Input →

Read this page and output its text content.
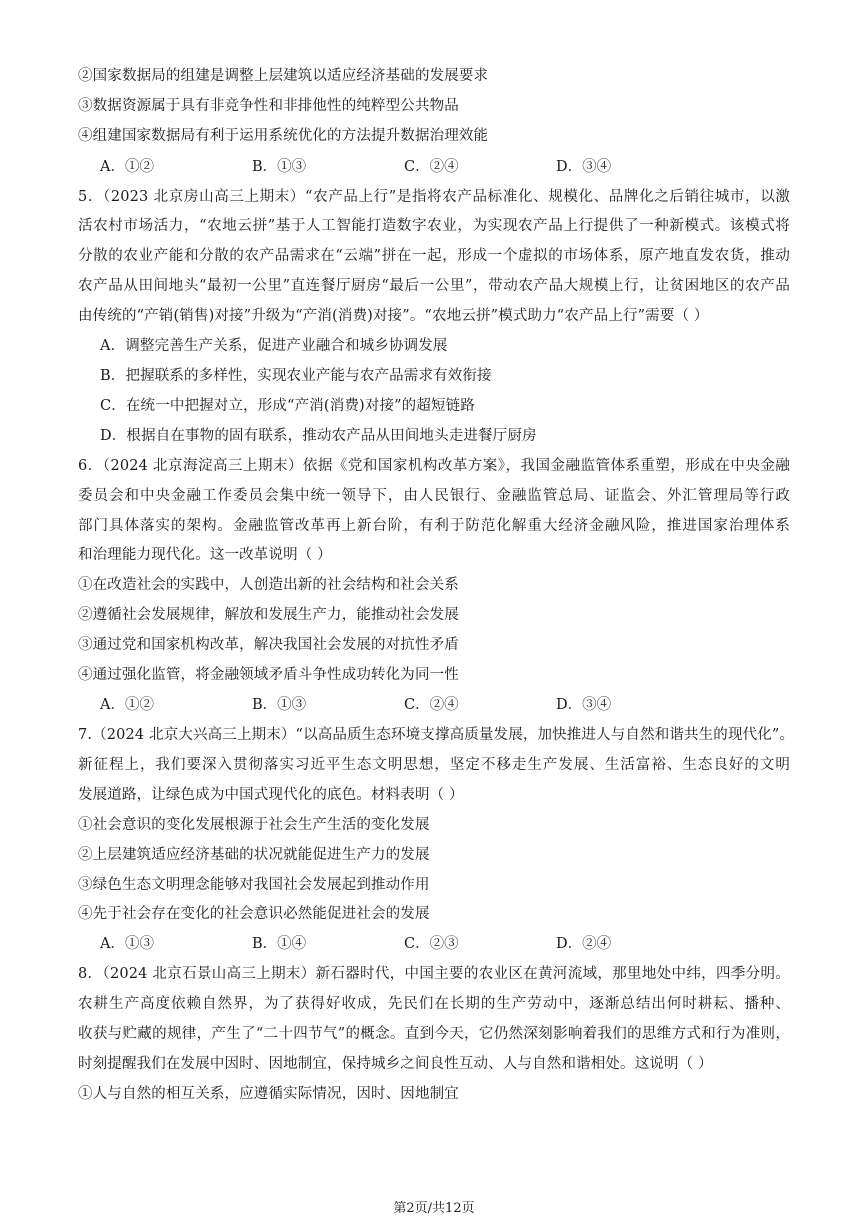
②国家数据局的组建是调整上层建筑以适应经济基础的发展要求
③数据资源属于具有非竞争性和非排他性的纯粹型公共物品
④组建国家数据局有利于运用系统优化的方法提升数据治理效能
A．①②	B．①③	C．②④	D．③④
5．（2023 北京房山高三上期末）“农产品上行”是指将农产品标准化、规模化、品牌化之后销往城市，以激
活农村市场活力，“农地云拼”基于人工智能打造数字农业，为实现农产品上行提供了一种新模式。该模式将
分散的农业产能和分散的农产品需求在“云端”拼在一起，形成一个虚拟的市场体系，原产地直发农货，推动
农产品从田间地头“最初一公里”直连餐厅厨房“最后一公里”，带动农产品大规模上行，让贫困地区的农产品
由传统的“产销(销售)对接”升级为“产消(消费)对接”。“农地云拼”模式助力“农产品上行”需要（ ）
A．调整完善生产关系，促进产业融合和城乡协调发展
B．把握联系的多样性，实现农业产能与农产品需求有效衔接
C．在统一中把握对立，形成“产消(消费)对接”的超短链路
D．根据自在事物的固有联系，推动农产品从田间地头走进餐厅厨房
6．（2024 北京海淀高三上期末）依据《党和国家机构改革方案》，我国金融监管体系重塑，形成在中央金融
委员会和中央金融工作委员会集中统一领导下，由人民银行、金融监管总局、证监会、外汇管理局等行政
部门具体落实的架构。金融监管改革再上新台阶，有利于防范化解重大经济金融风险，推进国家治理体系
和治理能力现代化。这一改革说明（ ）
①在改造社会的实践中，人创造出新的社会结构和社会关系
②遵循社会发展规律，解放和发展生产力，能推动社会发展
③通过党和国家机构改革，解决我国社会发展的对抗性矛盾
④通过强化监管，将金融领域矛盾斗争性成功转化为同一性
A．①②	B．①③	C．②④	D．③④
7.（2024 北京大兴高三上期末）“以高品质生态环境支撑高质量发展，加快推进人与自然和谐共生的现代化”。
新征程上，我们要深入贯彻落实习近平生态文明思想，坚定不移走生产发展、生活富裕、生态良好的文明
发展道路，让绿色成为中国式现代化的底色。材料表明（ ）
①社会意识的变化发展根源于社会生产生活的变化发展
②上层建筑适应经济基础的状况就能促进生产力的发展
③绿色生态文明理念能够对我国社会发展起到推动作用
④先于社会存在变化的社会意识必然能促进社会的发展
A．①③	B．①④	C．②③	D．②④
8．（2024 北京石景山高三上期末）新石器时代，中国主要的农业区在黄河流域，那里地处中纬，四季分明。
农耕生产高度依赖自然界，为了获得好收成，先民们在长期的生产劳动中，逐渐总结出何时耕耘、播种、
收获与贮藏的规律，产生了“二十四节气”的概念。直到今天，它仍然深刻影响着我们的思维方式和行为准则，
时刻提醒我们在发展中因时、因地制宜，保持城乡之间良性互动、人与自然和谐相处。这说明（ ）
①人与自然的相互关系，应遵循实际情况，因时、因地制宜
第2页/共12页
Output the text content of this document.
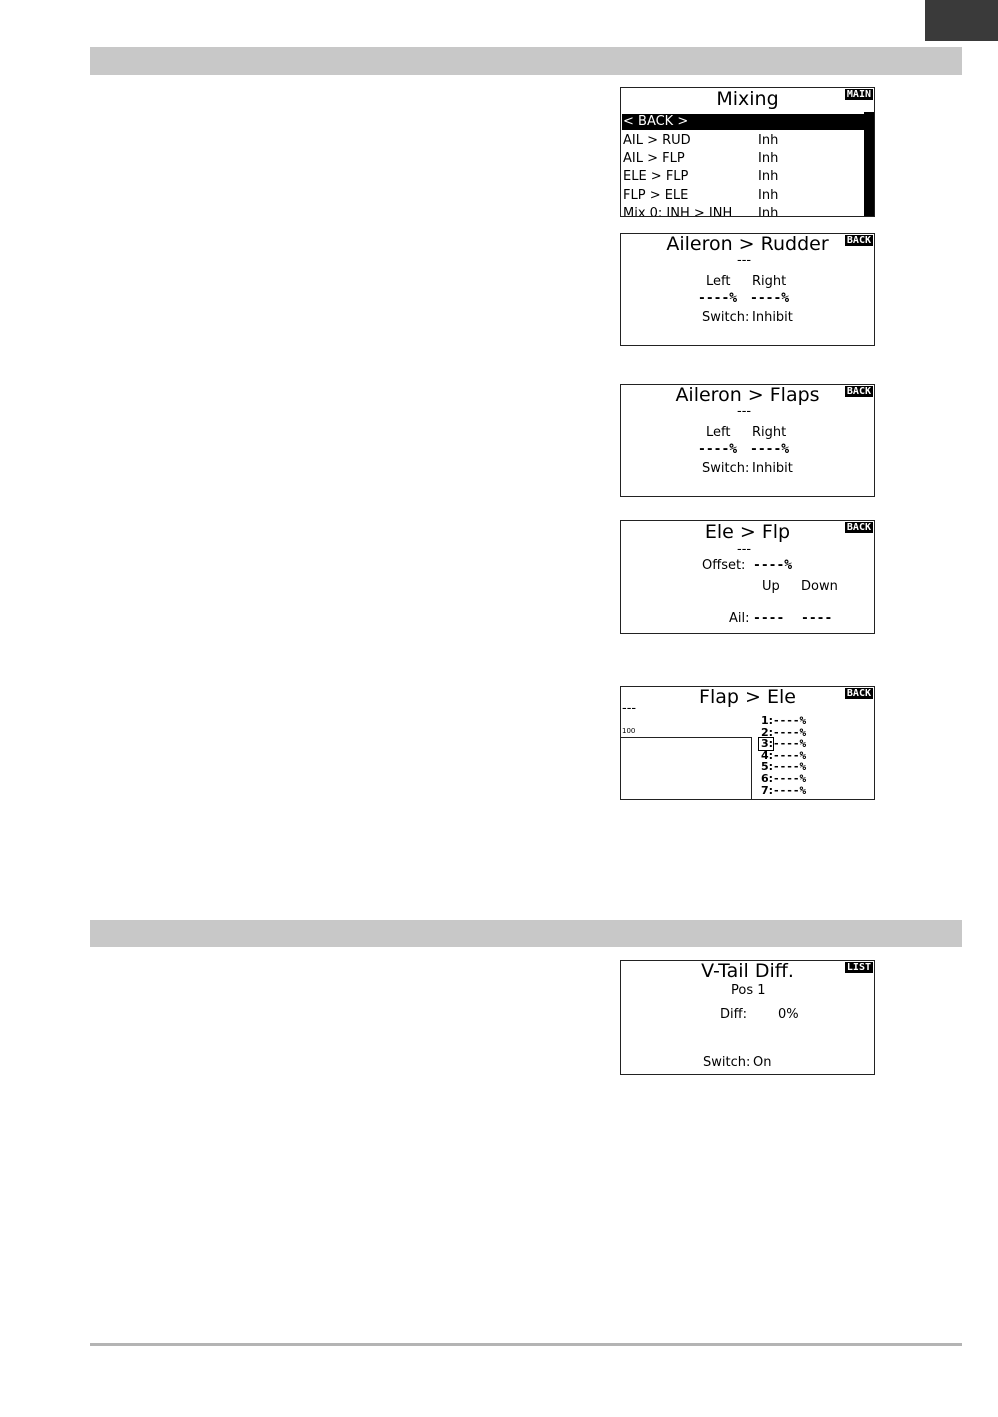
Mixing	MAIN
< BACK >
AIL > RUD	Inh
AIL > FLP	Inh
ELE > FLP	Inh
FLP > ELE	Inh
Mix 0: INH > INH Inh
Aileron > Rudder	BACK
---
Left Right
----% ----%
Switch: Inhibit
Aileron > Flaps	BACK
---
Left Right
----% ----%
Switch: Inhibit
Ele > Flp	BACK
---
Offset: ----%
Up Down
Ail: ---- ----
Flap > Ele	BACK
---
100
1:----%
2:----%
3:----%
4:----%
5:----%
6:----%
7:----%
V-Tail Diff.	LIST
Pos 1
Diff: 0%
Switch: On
==
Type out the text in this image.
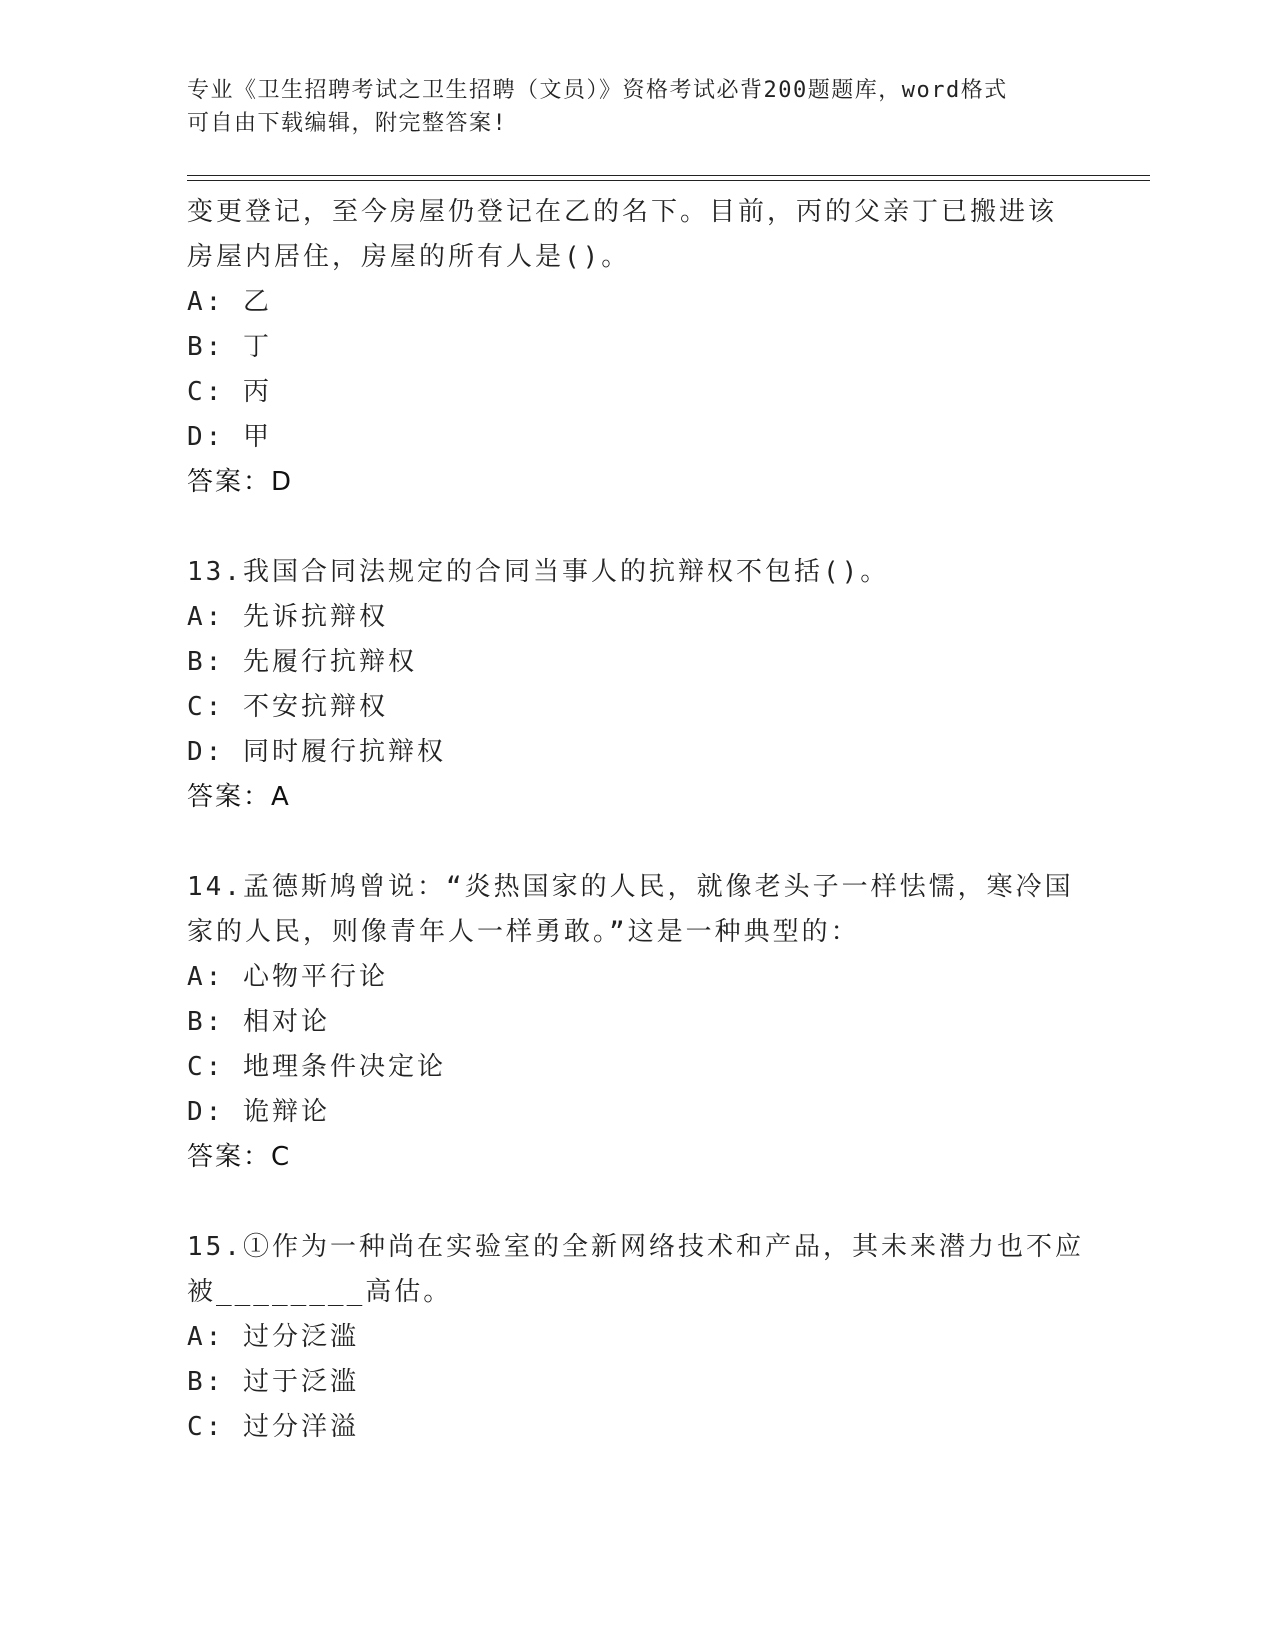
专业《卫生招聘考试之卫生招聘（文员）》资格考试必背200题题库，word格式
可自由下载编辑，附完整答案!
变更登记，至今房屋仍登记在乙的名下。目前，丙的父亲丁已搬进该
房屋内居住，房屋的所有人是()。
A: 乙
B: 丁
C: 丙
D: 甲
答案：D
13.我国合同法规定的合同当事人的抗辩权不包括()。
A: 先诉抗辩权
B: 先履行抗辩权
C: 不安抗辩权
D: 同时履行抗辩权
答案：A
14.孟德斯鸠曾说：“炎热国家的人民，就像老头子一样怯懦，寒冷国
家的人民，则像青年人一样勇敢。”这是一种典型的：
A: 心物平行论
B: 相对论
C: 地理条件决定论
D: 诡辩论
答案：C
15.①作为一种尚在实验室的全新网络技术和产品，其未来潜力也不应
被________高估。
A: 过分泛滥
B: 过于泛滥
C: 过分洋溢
* * *
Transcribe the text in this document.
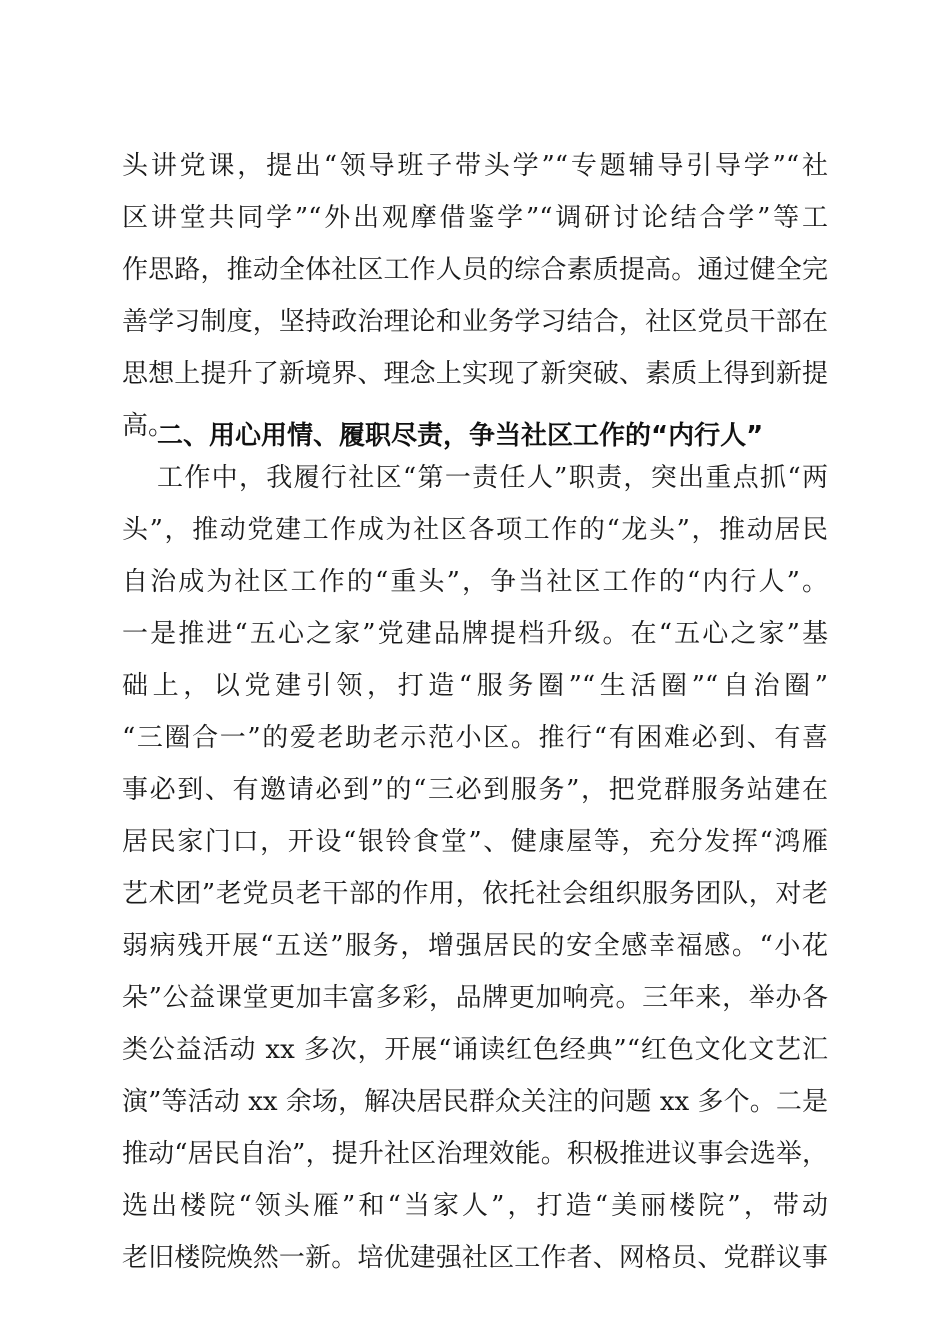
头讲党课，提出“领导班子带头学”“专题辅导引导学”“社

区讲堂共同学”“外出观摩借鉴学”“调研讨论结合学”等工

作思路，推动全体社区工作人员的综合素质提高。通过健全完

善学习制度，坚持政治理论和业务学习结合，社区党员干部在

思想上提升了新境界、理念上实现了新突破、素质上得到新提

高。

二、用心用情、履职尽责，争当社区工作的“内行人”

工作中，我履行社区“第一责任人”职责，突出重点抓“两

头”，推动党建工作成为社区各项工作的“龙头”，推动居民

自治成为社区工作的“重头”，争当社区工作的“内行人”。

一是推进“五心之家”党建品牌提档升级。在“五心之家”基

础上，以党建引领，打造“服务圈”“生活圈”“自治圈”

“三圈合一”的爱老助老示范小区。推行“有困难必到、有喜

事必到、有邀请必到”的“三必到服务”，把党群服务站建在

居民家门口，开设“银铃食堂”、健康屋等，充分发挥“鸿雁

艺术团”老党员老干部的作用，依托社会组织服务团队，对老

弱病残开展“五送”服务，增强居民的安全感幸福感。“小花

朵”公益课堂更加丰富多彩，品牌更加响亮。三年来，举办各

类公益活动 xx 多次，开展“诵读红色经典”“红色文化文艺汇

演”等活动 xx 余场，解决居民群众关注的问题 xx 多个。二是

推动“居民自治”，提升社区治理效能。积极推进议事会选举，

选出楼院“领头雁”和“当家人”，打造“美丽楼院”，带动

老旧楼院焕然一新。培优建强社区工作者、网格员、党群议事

Exercise brief → Select every line of the material above holding the word "因地制宜" and copy it.

Completed exercise →
时刻提醒我们在发展中因时、因地制宜，保持城乡之间良性互动、人与自然和谐相处。这说明（ ）
①人与自然的相互关系，应遵循实际情况，因时、因地制宜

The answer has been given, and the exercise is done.